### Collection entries
===

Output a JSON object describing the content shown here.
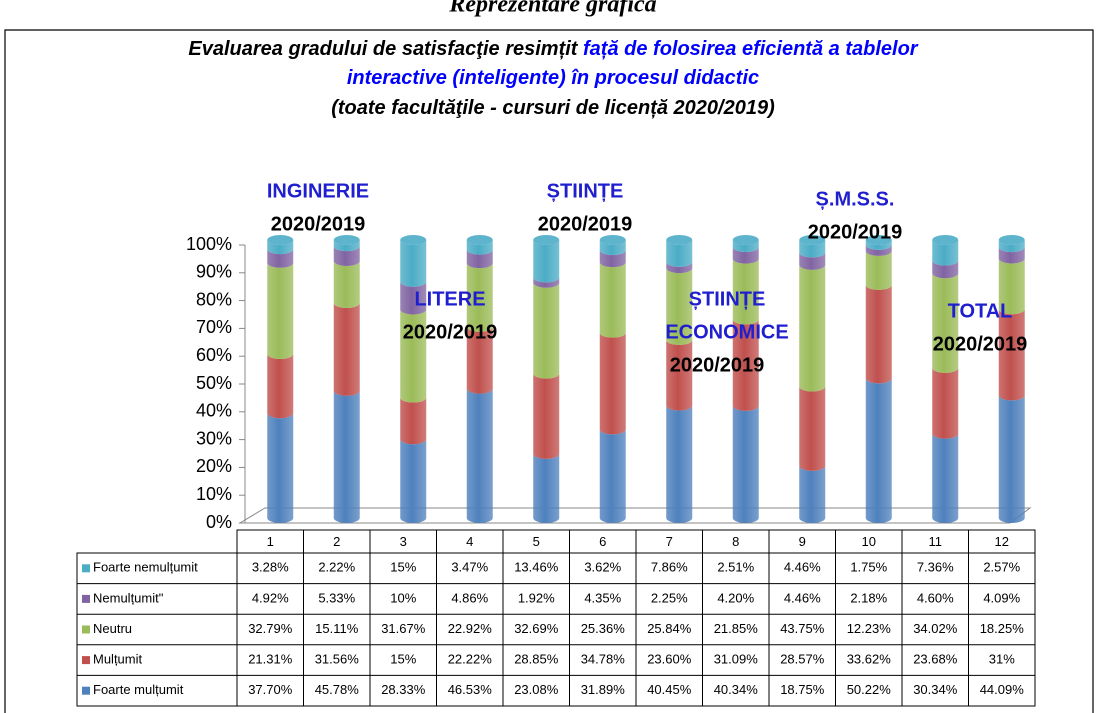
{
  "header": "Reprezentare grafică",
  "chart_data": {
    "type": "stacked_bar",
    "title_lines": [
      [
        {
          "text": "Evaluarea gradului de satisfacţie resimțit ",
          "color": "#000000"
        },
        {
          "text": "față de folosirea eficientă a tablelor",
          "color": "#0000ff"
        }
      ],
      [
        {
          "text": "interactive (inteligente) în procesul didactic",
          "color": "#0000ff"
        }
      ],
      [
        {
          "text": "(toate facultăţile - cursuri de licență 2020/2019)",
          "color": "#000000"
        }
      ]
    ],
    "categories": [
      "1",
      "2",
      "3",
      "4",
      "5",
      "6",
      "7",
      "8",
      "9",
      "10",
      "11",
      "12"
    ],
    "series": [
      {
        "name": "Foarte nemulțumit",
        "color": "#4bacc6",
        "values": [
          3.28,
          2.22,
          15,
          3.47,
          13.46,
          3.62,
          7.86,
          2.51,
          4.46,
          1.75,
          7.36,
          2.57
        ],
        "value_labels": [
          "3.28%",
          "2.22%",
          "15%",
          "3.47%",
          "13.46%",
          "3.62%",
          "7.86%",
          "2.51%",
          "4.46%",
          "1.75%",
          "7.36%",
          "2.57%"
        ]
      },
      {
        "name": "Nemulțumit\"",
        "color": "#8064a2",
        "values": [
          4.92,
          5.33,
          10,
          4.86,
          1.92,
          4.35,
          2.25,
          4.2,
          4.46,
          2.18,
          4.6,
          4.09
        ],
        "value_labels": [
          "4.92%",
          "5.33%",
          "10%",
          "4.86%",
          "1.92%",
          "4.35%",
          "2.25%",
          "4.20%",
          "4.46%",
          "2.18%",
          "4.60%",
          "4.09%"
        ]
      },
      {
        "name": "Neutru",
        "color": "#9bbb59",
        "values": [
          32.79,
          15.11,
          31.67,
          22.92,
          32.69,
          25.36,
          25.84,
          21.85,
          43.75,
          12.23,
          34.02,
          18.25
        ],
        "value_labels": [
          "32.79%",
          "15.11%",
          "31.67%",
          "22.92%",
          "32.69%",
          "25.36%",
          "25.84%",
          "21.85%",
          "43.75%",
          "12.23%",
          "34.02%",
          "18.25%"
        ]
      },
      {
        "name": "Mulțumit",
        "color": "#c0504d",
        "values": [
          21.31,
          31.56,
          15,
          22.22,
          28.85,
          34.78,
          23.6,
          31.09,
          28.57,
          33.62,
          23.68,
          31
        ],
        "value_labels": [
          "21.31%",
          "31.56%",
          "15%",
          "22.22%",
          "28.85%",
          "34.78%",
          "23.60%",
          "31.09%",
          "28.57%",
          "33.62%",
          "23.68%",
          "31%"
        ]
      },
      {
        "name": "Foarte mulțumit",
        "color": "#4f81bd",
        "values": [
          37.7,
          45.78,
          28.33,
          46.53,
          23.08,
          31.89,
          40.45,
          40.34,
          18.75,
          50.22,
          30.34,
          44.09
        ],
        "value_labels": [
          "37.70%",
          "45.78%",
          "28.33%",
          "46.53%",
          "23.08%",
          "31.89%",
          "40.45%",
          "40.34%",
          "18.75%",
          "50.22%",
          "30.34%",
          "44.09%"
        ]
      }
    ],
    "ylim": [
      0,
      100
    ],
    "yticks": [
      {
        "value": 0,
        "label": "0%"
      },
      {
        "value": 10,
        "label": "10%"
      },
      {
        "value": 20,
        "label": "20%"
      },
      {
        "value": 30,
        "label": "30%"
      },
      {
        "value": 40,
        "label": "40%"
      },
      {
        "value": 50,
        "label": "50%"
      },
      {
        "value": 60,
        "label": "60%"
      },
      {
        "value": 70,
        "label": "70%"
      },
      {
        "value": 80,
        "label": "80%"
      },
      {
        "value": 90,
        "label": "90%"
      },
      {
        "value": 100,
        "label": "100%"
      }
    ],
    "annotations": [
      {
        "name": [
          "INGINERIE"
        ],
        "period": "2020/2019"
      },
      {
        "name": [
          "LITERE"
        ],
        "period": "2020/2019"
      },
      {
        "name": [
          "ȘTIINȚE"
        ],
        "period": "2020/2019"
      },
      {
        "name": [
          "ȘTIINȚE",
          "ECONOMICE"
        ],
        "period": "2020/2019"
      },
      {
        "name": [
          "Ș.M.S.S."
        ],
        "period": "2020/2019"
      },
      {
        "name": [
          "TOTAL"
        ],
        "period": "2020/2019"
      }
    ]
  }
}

===

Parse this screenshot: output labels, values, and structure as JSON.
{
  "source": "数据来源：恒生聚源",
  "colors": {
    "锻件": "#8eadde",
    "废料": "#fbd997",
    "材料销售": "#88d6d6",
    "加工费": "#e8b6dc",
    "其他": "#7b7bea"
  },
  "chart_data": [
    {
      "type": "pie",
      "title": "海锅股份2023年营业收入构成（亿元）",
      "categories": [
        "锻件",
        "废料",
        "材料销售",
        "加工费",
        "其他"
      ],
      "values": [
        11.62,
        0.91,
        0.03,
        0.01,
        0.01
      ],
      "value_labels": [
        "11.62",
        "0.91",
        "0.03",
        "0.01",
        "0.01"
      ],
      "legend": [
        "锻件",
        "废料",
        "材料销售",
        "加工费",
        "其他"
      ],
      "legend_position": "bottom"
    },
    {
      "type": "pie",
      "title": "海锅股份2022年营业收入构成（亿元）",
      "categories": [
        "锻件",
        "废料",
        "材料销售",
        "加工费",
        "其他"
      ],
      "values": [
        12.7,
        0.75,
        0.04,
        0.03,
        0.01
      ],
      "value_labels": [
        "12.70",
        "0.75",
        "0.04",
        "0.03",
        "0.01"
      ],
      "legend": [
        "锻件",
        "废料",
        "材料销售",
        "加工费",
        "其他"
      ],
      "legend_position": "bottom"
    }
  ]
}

===

### WHAT TO DO
Return all lines containing the word "text".

### TASK RESULT
          "text": "Evaluarea gradului de satisfacţie resimțit ",
          "text": "față de folosirea eficientă a tablelor",
          "text": "interactive (inteligente) în procesul didactic",
          "text": "(toate facultăţile - cursuri de licență 2020/2019)",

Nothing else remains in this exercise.